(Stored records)

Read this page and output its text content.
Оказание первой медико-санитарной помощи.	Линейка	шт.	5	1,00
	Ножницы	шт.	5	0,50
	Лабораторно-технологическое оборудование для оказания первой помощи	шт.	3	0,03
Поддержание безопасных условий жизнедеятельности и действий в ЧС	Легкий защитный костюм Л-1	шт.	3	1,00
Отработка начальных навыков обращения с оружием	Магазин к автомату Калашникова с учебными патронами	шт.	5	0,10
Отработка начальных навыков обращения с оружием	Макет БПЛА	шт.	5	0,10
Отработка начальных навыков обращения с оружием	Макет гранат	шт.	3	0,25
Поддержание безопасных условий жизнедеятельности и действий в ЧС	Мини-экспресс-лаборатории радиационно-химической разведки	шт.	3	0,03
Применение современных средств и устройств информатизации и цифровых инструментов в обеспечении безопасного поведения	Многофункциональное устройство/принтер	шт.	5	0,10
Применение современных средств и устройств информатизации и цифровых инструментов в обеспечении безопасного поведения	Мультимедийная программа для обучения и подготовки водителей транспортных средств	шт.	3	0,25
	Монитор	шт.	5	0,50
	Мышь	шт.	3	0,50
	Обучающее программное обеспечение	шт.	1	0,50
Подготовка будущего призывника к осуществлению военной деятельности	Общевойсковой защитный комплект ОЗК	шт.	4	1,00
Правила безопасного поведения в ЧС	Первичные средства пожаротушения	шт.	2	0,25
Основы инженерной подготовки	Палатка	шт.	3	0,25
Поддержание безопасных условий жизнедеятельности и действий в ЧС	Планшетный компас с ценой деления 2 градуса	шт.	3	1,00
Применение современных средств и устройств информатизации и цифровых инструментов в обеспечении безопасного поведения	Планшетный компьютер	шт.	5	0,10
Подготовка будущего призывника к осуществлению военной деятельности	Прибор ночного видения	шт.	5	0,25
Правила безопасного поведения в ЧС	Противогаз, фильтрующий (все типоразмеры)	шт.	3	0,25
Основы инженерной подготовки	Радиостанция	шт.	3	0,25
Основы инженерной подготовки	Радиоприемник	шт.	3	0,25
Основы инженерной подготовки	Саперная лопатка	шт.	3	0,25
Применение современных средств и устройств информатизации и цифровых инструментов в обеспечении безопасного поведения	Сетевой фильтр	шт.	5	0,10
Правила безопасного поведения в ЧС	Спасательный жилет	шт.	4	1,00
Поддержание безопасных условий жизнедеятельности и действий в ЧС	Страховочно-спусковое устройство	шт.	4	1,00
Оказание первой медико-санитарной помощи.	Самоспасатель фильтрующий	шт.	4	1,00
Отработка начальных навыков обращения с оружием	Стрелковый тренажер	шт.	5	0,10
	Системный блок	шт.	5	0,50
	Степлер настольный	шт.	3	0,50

> _AIM_
Exactly as shown, repeat every record.

> _RESPONSE TO THE EXERCISE_
Read this page and output its text content.
Оказание первой медико-санитарной помощи.	Линейка	шт.	5	1,00
	Ножницы	шт.	5	0,50
	Лабораторно-технологическое оборудование для оказания первой помощи	шт.	3	0,03
Поддержание безопасных условий жизнедеятельности и действий в ЧС	Легкий защитный костюм Л-1	шт.	3	1,00
Отработка начальных навыков обращения с оружием	Магазин к автомату Калашникова с учебными патронами	шт.	5	0,10
Отработка начальных навыков обращения с оружием	Макет БПЛА	шт.	5	0,10
Отработка начальных навыков обращения с оружием	Макет гранат	шт.	3	0,25
Поддержание безопасных условий жизнедеятельности и действий в ЧС	Мини-экспресс-лаборатории радиационно-химической разведки	шт.	3	0,03
Применение современных средств и устройств информатизации и цифровых инструментов в обеспечении безопасного поведения	Многофункциональное устройство/принтер	шт.	5	0,10
Применение современных средств и устройств информатизации и цифровых инструментов в обеспечении безопасного поведения	Мультимедийная программа для обучения и подготовки водителей транспортных средств	шт.	3	0,25
	Монитор	шт.	5	0,50
	Мышь	шт.	3	0,50
	Обучающее программное обеспечение	шт.	1	0,50
Подготовка будущего призывника к осуществлению военной деятельности	Общевойсковой защитный комплект ОЗК	шт.	4	1,00
Правила безопасного поведения в ЧС	Первичные средства пожаротушения	шт.	2	0,25
Основы инженерной подготовки	Палатка	шт.	3	0,25
Поддержание безопасных условий жизнедеятельности и действий в ЧС	Планшетный компас с ценой деления 2 градуса	шт.	3	1,00
Применение современных средств и устройств информатизации и цифровых инструментов в обеспечении безопасного поведения	Планшетный компьютер	шт.	5	0,10
Подготовка будущего призывника к осуществлению военной деятельности	Прибор ночного видения	шт.	5	0,25
Правила безопасного поведения в ЧС	Противогаз, фильтрующий (все типоразмеры)	шт.	3	0,25
Основы инженерной подготовки	Радиостанция	шт.	3	0,25
Основы инженерной подготовки	Радиоприемник	шт.	3	0,25
Основы инженерной подготовки	Саперная лопатка	шт.	3	0,25
Применение современных средств и устройств информатизации и цифровых инструментов в обеспечении безопасного поведения	Сетевой фильтр	шт.	5	0,10
Правила безопасного поведения в ЧС	Спасательный жилет	шт.	4	1,00
Поддержание безопасных условий жизнедеятельности и действий в ЧС	Страховочно-спусковое устройство	шт.	4	1,00
Оказание первой медико-санитарной помощи.	Самоспасатель фильтрующий	шт.	4	1,00
Отработка начальных навыков обращения с оружием	Стрелковый тренажер	шт.	5	0,10
	Системный блок	шт.	5	0,50
	Степлер настольный	шт.	3	0,50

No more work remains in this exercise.